»»
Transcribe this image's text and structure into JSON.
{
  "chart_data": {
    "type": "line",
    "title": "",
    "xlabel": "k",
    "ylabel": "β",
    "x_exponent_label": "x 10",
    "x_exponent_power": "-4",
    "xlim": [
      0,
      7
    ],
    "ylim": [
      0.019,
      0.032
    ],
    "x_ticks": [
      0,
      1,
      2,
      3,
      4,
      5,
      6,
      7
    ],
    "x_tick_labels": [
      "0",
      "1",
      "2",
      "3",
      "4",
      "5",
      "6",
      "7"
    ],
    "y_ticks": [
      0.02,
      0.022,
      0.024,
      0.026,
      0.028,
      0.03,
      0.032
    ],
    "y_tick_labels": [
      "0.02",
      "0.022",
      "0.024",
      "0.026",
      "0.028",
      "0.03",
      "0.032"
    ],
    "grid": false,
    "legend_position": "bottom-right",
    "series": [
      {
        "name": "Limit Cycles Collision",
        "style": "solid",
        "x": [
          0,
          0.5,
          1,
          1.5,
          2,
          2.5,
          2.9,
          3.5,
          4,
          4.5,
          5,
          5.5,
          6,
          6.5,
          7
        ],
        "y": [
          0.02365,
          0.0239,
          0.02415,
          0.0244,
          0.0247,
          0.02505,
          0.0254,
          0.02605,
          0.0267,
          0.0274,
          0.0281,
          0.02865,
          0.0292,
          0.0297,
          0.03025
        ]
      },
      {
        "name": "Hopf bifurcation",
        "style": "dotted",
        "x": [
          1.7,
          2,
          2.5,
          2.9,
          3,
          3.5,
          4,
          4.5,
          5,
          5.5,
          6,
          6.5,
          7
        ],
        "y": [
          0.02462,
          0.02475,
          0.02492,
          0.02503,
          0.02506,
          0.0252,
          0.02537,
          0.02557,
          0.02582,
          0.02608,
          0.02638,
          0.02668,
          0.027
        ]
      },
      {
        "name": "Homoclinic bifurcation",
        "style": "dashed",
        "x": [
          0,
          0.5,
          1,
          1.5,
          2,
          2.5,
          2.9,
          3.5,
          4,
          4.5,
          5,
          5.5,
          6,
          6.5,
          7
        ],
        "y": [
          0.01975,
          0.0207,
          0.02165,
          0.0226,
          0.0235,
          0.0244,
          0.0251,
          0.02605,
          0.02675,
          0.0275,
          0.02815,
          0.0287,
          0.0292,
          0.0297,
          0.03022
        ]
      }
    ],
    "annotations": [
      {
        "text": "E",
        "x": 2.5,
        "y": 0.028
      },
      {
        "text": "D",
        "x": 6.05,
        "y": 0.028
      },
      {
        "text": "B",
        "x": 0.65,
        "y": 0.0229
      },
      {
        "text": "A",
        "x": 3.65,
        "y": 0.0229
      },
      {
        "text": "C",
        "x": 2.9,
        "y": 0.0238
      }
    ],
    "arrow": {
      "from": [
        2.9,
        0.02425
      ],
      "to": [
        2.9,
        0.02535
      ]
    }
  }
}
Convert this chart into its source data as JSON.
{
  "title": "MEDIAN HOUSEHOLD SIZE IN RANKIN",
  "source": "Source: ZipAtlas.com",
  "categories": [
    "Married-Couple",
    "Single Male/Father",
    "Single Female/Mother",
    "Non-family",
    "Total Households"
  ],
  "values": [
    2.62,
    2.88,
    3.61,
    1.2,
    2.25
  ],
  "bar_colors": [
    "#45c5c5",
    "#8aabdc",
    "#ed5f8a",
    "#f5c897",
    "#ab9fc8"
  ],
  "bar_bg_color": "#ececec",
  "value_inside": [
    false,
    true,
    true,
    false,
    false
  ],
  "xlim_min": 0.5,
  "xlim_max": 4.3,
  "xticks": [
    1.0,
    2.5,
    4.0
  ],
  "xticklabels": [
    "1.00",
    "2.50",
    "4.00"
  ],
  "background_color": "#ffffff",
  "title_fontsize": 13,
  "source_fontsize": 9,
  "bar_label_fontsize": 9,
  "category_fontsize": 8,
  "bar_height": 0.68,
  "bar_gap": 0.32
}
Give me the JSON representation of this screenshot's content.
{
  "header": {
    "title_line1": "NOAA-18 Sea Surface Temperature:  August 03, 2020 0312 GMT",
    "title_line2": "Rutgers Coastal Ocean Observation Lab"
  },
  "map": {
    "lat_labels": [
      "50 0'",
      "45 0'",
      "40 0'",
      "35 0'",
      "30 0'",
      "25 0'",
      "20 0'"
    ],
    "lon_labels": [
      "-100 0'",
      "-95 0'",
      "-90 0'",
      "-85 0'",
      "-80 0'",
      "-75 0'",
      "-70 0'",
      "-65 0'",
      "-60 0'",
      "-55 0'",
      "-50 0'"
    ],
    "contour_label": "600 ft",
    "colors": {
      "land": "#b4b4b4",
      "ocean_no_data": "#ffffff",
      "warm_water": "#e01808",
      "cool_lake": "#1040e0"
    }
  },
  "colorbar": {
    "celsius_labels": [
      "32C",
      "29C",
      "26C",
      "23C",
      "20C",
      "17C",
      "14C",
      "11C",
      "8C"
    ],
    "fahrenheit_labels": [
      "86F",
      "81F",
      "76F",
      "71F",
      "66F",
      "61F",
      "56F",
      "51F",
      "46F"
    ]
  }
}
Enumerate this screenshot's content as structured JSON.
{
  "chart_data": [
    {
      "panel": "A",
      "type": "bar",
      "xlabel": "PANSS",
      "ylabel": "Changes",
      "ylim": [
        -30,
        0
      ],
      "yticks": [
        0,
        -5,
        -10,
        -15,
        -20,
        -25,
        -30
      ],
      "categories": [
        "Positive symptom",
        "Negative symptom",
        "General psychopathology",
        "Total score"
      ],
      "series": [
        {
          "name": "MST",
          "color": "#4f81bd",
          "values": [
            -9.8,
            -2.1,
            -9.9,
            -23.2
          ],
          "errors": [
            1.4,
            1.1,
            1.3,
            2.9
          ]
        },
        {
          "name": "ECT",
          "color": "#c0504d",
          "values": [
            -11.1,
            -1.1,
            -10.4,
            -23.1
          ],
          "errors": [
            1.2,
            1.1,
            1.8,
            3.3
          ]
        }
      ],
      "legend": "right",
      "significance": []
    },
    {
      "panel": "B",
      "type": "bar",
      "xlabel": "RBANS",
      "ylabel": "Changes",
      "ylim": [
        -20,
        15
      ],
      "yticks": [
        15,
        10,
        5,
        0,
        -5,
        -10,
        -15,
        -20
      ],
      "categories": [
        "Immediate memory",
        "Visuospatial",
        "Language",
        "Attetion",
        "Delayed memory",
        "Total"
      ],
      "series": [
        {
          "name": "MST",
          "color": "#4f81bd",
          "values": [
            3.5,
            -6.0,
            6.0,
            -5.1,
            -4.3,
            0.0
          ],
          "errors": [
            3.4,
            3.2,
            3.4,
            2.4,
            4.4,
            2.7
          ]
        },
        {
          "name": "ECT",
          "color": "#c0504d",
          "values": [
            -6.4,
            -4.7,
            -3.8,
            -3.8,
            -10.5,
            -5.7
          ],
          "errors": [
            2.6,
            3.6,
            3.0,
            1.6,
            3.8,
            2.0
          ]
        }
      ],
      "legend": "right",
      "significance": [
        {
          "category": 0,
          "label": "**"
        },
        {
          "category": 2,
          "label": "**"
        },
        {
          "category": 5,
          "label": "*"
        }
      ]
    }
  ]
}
««
◆ **PROBLEM TO WORK ON**
Transcribe each record exactly. Leave nothing out.

◆ **EXERCISE SOLUTION**
Transcribe this image's text and structure into JSON.
{
  "chart_data": {
    "type": "line",
    "title": "",
    "xlabel": "k",
    "ylabel": "β",
    "x_exponent_label": "x 10",
    "x_exponent_power": "-4",
    "xlim": [
      0,
      7
    ],
    "ylim": [
      0.019,
      0.032
    ],
    "x_ticks": [
      0,
      1,
      2,
      3,
      4,
      5,
      6,
      7
    ],
    "x_tick_labels": [
      "0",
      "1",
      "2",
      "3",
      "4",
      "5",
      "6",
      "7"
    ],
    "y_ticks": [
      0.02,
      0.022,
      0.024,
      0.026,
      0.028,
      0.03,
      0.032
    ],
    "y_tick_labels": [
      "0.02",
      "0.022",
      "0.024",
      "0.026",
      "0.028",
      "0.03",
      "0.032"
    ],
    "grid": false,
    "legend_position": "bottom-right",
    "series": [
      {
        "name": "Limit Cycles Collision",
        "style": "solid",
        "x": [
          0,
          0.5,
          1,
          1.5,
          2,
          2.5,
          2.9,
          3.5,
          4,
          4.5,
          5,
          5.5,
          6,
          6.5,
          7
        ],
        "y": [
          0.02365,
          0.0239,
          0.02415,
          0.0244,
          0.0247,
          0.02505,
          0.0254,
          0.02605,
          0.0267,
          0.0274,
          0.0281,
          0.02865,
          0.0292,
          0.0297,
          0.03025
        ]
      },
      {
        "name": "Hopf bifurcation",
        "style": "dotted",
        "x": [
          1.7,
          2,
          2.5,
          2.9,
          3,
          3.5,
          4,
          4.5,
          5,
          5.5,
          6,
          6.5,
          7
        ],
        "y": [
          0.02462,
          0.02475,
          0.02492,
          0.02503,
          0.02506,
          0.0252,
          0.02537,
          0.02557,
          0.02582,
          0.02608,
          0.02638,
          0.02668,
          0.027
        ]
      },
      {
        "name": "Homoclinic bifurcation",
        "style": "dashed",
        "x": [
          0,
          0.5,
          1,
          1.5,
          2,
          2.5,
          2.9,
          3.5,
          4,
          4.5,
          5,
          5.5,
          6,
          6.5,
          7
        ],
        "y": [
          0.01975,
          0.0207,
          0.02165,
          0.0226,
          0.0235,
          0.0244,
          0.0251,
          0.02605,
          0.02675,
          0.0275,
          0.02815,
          0.0287,
          0.0292,
          0.0297,
          0.03022
        ]
      }
    ],
    "annotations": [
      {
        "text": "E",
        "x": 2.5,
        "y": 0.028
      },
      {
        "text": "D",
        "x": 6.05,
        "y": 0.028
      },
      {
        "text": "B",
        "x": 0.65,
        "y": 0.0229
      },
      {
        "text": "A",
        "x": 3.65,
        "y": 0.0229
      },
      {
        "text": "C",
        "x": 2.9,
        "y": 0.0238
      }
    ],
    "arrow": {
      "from": [
        2.9,
        0.02425
      ],
      "to": [
        2.9,
        0.02535
      ]
    }
  }
}
Convert this chart into its source data as JSON.
{
  "title": "MEDIAN HOUSEHOLD SIZE IN RANKIN",
  "source": "Source: ZipAtlas.com",
  "categories": [
    "Married-Couple",
    "Single Male/Father",
    "Single Female/Mother",
    "Non-family",
    "Total Households"
  ],
  "values": [
    2.62,
    2.88,
    3.61,
    1.2,
    2.25
  ],
  "bar_colors": [
    "#45c5c5",
    "#8aabdc",
    "#ed5f8a",
    "#f5c897",
    "#ab9fc8"
  ],
  "bar_bg_color": "#ececec",
  "value_inside": [
    false,
    true,
    true,
    false,
    false
  ],
  "xlim_min": 0.5,
  "xlim_max": 4.3,
  "xticks": [
    1.0,
    2.5,
    4.0
  ],
  "xticklabels": [
    "1.00",
    "2.50",
    "4.00"
  ],
  "background_color": "#ffffff",
  "title_fontsize": 13,
  "source_fontsize": 9,
  "bar_label_fontsize": 9,
  "category_fontsize": 8,
  "bar_height": 0.68,
  "bar_gap": 0.32
}
Give me the JSON representation of this screenshot's content.
{
  "header": {
    "title_line1": "NOAA-18 Sea Surface Temperature:  August 03, 2020 0312 GMT",
    "title_line2": "Rutgers Coastal Ocean Observation Lab"
  },
  "map": {
    "lat_labels": [
      "50 0'",
      "45 0'",
      "40 0'",
      "35 0'",
      "30 0'",
      "25 0'",
      "20 0'"
    ],
    "lon_labels": [
      "-100 0'",
      "-95 0'",
      "-90 0'",
      "-85 0'",
      "-80 0'",
      "-75 0'",
      "-70 0'",
      "-65 0'",
      "-60 0'",
      "-55 0'",
      "-50 0'"
    ],
    "contour_label": "600 ft",
    "colors": {
      "land": "#b4b4b4",
      "ocean_no_data": "#ffffff",
      "warm_water": "#e01808",
      "cool_lake": "#1040e0"
    }
  },
  "colorbar": {
    "celsius_labels": [
      "32C",
      "29C",
      "26C",
      "23C",
      "20C",
      "17C",
      "14C",
      "11C",
      "8C"
    ],
    "fahrenheit_labels": [
      "86F",
      "81F",
      "76F",
      "71F",
      "66F",
      "61F",
      "56F",
      "51F",
      "46F"
    ]
  }
}
Enumerate this screenshot's content as structured JSON.
{
  "chart_data": [
    {
      "panel": "A",
      "type": "bar",
      "xlabel": "PANSS",
      "ylabel": "Changes",
      "ylim": [
        -30,
        0
      ],
      "yticks": [
        0,
        -5,
        -10,
        -15,
        -20,
        -25,
        -30
      ],
      "categories": [
        "Positive symptom",
        "Negative symptom",
        "General psychopathology",
        "Total score"
      ],
      "series": [
        {
          "name": "MST",
          "color": "#4f81bd",
          "values": [
            -9.8,
            -2.1,
            -9.9,
            -23.2
          ],
          "errors": [
            1.4,
            1.1,
            1.3,
            2.9
          ]
        },
        {
          "name": "ECT",
          "color": "#c0504d",
          "values": [
            -11.1,
            -1.1,
            -10.4,
            -23.1
          ],
          "errors": [
            1.2,
            1.1,
            1.8,
            3.3
          ]
        }
      ],
      "legend": "right",
      "significance": []
    },
    {
      "panel": "B",
      "type": "bar",
      "xlabel": "RBANS",
      "ylabel": "Changes",
      "ylim": [
        -20,
        15
      ],
      "yticks": [
        15,
        10,
        5,
        0,
        -5,
        -10,
        -15,
        -20
      ],
      "categories": [
        "Immediate memory",
        "Visuospatial",
        "Language",
        "Attetion",
        "Delayed memory",
        "Total"
      ],
      "series": [
        {
          "name": "MST",
          "color": "#4f81bd",
          "values": [
            3.5,
            -6.0,
            6.0,
            -5.1,
            -4.3,
            0.0
          ],
          "errors": [
            3.4,
            3.2,
            3.4,
            2.4,
            4.4,
            2.7
          ]
        },
        {
          "name": "ECT",
          "color": "#c0504d",
          "values": [
            -6.4,
            -4.7,
            -3.8,
            -3.8,
            -10.5,
            -5.7
          ],
          "errors": [
            2.6,
            3.6,
            3.0,
            1.6,
            3.8,
            2.0
          ]
        }
      ],
      "legend": "right",
      "significance": [
        {
          "category": 0,
          "label": "**"
        },
        {
          "category": 2,
          "label": "**"
        },
        {
          "category": 5,
          "label": "*"
        }
      ]
    }
  ]
}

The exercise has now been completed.